▽
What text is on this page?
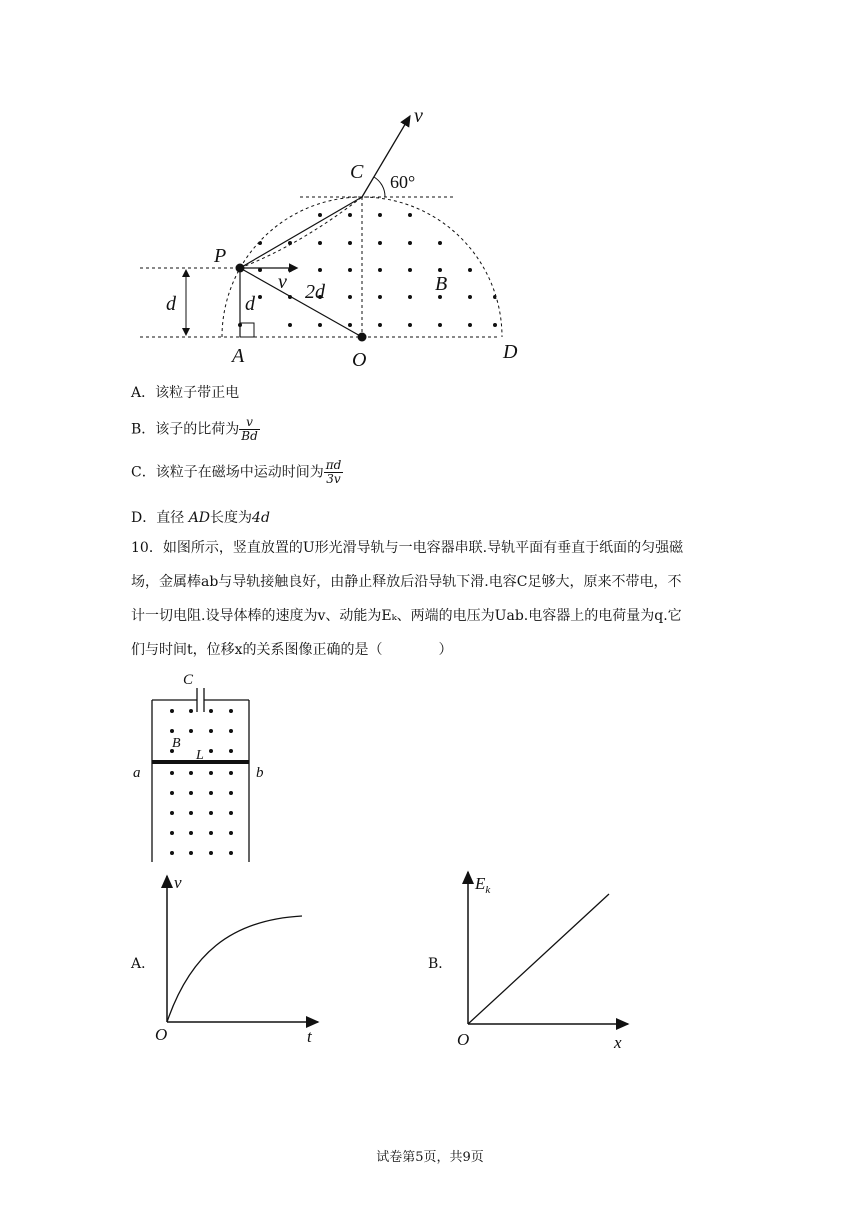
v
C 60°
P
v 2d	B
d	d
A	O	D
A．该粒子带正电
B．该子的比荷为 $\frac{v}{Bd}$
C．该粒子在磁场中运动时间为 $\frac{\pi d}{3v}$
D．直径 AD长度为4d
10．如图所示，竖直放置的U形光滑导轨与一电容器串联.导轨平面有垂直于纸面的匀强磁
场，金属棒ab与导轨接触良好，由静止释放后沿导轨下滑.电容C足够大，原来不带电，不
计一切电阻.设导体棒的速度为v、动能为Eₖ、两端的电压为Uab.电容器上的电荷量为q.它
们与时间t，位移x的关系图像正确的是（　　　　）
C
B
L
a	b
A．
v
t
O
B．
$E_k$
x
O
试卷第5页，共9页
△
▽
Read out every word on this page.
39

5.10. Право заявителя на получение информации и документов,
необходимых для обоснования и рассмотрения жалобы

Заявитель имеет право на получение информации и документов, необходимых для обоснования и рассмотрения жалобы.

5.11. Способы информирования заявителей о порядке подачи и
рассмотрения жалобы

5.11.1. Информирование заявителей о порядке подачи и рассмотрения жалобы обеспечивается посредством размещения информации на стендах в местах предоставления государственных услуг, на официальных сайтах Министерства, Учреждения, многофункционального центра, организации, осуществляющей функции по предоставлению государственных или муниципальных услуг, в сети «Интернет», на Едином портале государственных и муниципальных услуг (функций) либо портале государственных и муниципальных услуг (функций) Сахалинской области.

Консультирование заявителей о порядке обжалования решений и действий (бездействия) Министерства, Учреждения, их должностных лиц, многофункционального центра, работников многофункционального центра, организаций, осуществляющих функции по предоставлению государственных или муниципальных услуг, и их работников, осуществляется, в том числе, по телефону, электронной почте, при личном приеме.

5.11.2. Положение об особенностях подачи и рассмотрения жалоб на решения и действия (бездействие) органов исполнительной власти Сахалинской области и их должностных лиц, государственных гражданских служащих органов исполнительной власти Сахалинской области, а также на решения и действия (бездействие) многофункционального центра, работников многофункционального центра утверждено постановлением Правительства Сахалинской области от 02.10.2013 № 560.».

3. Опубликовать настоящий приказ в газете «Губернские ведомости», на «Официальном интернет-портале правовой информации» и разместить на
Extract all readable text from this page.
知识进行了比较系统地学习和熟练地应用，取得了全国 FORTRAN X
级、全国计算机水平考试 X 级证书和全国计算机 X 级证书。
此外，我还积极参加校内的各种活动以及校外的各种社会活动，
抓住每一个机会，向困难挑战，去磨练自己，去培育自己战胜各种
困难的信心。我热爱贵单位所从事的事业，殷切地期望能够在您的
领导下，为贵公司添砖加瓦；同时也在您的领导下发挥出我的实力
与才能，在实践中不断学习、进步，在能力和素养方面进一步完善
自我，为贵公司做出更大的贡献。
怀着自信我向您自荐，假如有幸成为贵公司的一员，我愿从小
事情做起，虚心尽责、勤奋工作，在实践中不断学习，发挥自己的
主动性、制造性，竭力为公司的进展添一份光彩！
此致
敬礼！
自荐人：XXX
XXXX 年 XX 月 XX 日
△
▽
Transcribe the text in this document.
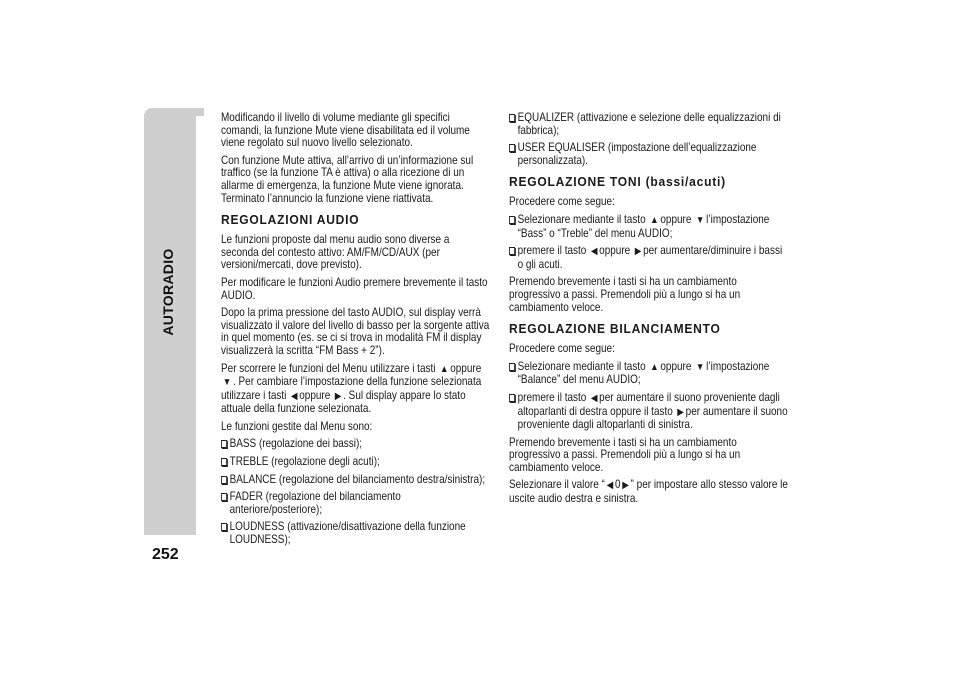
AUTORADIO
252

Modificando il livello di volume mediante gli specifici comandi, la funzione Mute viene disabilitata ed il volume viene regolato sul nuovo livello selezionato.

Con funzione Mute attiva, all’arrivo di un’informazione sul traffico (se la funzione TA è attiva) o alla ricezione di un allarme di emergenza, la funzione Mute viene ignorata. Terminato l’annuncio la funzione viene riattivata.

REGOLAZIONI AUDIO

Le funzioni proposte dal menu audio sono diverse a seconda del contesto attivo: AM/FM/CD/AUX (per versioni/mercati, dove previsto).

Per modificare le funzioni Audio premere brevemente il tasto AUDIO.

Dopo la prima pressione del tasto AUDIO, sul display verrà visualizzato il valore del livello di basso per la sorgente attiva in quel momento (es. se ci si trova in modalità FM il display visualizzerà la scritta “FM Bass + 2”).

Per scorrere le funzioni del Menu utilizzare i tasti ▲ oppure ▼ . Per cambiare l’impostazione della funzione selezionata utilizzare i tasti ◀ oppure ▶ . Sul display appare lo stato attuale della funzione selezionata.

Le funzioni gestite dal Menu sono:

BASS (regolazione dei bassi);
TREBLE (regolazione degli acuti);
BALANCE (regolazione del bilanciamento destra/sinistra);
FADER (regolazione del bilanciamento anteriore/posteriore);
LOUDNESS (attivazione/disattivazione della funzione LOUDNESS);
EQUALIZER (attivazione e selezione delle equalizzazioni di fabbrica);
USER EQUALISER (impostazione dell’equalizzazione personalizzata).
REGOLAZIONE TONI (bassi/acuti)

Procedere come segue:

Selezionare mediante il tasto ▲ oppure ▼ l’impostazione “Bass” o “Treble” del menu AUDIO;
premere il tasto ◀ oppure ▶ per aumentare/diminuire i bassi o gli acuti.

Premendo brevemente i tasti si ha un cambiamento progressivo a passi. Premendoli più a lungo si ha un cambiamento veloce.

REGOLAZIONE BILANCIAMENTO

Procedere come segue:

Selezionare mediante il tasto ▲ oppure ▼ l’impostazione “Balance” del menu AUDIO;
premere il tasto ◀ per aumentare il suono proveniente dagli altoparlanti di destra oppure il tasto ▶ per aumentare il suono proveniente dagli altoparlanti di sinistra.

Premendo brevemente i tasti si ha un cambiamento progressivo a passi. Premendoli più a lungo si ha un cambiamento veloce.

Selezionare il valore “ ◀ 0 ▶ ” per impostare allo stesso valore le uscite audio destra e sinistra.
△
■ PROBLEM DESCRIPTION
Of the lines in the entries above, how many include "della"? Only the number should be given.

■ RESPONSE TO THE TASK
2